YOUR TASK:
Only lines holding the string "screenshot" are wanted; copy each one from the material.

DATASET RECORDS:
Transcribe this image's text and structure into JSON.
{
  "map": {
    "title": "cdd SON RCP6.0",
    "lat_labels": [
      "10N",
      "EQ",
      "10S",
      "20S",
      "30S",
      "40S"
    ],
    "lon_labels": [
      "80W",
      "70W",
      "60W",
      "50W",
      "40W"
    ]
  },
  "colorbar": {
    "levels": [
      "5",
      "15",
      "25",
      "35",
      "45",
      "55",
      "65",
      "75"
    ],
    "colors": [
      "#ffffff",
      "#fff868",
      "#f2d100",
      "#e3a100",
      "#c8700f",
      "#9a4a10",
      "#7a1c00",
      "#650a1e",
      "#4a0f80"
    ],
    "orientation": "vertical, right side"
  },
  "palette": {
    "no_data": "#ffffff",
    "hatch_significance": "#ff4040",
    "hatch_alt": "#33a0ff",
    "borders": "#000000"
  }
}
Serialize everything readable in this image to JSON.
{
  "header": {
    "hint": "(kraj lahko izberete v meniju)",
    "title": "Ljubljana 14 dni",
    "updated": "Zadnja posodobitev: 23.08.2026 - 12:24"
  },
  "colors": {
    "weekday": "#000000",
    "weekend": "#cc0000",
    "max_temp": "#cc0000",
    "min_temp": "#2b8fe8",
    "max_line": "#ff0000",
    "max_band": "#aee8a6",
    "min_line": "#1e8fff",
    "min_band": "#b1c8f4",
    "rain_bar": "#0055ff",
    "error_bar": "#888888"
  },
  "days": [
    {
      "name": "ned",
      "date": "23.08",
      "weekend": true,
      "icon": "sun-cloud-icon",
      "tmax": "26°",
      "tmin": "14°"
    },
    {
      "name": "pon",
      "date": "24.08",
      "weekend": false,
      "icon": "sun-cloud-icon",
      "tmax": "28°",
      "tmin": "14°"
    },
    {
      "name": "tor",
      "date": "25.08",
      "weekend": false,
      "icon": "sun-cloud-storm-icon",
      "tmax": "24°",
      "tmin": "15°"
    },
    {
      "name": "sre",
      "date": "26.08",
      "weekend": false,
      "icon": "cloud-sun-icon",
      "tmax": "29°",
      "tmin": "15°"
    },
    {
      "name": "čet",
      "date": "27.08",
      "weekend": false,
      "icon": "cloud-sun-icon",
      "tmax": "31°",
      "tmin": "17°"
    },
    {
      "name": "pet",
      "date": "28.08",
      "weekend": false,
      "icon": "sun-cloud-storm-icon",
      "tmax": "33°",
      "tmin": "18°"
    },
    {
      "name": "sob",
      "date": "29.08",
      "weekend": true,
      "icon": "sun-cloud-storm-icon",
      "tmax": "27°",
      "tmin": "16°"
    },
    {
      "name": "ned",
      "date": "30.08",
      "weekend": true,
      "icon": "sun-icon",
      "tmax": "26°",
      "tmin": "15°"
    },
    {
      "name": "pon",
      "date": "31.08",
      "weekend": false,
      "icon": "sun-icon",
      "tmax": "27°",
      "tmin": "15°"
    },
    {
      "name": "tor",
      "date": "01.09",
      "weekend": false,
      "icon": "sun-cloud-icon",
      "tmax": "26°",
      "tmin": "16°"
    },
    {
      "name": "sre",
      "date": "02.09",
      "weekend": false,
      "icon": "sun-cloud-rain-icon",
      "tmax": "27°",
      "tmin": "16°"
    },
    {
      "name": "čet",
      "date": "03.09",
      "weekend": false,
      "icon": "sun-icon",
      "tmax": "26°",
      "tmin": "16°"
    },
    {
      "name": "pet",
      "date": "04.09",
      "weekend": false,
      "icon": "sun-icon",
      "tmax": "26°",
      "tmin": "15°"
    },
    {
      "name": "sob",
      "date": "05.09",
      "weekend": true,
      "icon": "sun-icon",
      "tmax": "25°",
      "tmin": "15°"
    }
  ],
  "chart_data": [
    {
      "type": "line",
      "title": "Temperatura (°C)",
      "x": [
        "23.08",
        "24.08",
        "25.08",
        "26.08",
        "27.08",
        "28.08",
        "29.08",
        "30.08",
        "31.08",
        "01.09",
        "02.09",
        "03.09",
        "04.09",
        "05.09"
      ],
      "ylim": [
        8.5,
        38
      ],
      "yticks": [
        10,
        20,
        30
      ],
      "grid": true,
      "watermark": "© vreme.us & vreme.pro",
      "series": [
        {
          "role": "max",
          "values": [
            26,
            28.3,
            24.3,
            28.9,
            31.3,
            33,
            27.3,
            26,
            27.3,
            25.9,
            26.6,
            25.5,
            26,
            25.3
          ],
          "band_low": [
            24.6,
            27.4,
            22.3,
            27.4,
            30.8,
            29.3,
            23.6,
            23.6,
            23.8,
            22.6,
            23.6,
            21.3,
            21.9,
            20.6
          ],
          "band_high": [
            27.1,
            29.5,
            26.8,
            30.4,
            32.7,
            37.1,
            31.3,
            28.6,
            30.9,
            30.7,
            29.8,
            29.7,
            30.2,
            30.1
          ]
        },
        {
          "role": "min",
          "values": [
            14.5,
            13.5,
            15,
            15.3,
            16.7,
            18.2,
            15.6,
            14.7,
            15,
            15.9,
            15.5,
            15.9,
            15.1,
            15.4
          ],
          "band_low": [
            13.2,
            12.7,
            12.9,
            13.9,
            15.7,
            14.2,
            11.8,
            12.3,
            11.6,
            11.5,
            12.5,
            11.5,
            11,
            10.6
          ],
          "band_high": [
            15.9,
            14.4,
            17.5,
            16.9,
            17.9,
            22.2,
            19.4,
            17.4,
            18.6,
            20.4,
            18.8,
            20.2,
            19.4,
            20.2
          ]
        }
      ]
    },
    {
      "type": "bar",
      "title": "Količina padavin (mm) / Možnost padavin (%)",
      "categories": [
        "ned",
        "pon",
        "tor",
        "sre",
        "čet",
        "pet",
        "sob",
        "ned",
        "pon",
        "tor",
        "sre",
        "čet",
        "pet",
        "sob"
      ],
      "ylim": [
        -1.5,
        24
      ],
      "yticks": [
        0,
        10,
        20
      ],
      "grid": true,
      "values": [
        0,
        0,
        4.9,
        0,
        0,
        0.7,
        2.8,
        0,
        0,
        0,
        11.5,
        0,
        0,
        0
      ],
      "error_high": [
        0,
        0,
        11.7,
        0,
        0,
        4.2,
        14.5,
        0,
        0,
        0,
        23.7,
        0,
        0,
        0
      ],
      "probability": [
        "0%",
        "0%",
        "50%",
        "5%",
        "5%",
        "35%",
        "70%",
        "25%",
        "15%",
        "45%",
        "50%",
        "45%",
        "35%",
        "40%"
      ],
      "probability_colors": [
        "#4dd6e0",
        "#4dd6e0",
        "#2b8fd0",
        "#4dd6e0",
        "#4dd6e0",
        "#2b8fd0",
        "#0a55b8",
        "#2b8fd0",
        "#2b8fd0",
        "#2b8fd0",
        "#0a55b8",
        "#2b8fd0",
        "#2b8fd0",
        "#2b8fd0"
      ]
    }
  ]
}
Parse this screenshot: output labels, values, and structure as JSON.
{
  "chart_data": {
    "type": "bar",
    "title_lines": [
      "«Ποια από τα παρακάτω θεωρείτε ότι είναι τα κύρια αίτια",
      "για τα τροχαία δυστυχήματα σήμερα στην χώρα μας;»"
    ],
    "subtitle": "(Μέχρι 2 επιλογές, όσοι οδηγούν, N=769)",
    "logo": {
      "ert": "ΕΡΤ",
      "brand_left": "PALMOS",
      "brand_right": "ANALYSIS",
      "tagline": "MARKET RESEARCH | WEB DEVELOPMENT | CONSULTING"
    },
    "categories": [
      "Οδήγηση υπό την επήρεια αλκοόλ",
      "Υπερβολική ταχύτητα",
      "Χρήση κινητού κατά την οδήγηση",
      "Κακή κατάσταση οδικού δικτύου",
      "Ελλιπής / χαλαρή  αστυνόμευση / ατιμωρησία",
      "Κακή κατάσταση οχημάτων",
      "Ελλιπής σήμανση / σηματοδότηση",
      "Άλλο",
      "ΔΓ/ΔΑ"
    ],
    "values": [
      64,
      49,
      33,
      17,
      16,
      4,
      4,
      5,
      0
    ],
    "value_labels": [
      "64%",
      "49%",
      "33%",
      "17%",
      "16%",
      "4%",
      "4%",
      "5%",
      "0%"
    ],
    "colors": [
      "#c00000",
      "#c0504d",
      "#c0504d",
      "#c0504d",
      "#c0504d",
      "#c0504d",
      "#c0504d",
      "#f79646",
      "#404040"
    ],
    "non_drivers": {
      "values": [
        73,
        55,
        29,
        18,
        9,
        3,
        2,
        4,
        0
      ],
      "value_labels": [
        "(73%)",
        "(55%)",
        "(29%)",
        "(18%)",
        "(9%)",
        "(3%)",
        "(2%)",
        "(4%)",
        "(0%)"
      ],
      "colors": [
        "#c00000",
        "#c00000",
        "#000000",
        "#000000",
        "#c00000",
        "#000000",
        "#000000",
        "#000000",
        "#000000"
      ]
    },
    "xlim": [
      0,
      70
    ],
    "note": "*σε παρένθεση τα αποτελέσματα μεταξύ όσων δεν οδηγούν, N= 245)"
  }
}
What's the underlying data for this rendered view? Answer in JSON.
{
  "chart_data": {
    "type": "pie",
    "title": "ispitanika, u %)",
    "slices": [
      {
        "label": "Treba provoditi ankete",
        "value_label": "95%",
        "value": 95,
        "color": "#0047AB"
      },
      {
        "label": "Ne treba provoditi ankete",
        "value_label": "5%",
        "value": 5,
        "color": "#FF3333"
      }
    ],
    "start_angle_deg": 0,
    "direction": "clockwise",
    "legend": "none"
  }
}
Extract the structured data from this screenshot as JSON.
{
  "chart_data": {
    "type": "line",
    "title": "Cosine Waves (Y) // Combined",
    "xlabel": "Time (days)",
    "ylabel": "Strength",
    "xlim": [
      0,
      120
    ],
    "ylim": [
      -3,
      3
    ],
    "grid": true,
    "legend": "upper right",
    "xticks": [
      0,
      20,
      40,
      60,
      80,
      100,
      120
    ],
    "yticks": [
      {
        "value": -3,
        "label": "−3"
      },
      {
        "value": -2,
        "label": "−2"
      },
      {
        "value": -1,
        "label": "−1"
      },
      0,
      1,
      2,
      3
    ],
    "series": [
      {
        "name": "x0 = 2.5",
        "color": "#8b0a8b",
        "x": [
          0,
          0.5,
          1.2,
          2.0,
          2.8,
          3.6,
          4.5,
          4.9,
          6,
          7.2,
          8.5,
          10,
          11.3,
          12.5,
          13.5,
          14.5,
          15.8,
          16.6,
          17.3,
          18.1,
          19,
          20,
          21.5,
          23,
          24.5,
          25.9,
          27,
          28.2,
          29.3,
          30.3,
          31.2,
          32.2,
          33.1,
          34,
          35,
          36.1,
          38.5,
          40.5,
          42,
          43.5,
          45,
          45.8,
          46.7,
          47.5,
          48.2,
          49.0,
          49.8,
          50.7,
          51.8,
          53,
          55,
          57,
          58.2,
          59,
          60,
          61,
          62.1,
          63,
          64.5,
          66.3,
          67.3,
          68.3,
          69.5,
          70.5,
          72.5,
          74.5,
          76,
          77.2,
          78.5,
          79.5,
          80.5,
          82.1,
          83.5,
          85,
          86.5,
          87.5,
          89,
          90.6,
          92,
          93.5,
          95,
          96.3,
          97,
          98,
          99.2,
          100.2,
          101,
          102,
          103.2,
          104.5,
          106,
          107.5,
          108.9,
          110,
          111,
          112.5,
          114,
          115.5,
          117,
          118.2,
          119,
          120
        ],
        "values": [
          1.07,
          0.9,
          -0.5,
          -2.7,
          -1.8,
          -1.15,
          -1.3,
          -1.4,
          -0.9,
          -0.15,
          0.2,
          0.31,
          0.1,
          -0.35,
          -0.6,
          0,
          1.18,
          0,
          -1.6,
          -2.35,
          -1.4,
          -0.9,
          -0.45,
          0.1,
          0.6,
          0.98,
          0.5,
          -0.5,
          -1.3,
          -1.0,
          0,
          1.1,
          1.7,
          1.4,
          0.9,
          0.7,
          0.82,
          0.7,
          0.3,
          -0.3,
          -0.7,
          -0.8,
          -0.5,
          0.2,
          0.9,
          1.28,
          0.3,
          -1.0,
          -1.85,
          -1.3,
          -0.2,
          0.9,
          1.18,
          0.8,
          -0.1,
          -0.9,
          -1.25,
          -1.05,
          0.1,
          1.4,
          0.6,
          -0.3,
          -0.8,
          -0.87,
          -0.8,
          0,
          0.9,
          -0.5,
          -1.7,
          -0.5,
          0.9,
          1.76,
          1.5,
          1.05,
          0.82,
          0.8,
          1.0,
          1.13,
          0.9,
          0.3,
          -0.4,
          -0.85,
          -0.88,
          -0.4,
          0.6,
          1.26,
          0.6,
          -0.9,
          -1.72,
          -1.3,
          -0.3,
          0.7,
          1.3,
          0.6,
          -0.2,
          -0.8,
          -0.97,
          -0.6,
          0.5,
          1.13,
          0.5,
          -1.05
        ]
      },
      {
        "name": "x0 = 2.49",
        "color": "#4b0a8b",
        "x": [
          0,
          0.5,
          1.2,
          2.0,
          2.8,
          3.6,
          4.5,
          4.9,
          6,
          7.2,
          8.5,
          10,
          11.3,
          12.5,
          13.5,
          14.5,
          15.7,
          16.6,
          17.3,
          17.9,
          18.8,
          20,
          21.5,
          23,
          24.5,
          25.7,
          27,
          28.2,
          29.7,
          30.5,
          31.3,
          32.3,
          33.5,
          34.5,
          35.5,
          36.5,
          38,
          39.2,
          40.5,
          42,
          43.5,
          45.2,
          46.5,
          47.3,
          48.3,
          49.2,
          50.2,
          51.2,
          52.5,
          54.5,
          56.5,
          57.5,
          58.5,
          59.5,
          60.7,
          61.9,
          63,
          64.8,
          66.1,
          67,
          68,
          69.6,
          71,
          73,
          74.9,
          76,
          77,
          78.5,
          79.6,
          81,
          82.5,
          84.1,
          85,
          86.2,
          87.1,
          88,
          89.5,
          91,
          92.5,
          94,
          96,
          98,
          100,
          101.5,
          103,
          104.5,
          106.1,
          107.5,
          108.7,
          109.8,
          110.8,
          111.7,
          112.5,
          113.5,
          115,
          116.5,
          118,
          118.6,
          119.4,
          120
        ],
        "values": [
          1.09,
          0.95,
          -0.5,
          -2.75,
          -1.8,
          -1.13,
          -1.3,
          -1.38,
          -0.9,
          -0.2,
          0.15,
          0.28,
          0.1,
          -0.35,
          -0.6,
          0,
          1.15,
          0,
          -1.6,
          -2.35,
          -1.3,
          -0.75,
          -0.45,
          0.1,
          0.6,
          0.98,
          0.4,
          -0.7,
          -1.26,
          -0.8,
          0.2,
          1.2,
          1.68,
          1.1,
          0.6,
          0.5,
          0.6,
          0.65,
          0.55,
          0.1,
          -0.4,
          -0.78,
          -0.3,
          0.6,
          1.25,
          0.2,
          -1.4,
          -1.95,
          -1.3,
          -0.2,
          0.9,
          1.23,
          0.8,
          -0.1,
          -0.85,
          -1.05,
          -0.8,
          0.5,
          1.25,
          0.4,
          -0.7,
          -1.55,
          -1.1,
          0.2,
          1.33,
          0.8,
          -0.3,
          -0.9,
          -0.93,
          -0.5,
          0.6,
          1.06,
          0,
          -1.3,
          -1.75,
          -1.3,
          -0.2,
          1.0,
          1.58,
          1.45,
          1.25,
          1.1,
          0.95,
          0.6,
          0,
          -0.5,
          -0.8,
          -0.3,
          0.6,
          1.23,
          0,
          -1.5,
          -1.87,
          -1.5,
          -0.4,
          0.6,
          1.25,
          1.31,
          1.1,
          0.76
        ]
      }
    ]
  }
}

WRITTEN SOLUTION:
Parse this screenshot: output labels, values, and structure as JSON.
Extract the structured data from this screenshot as JSON.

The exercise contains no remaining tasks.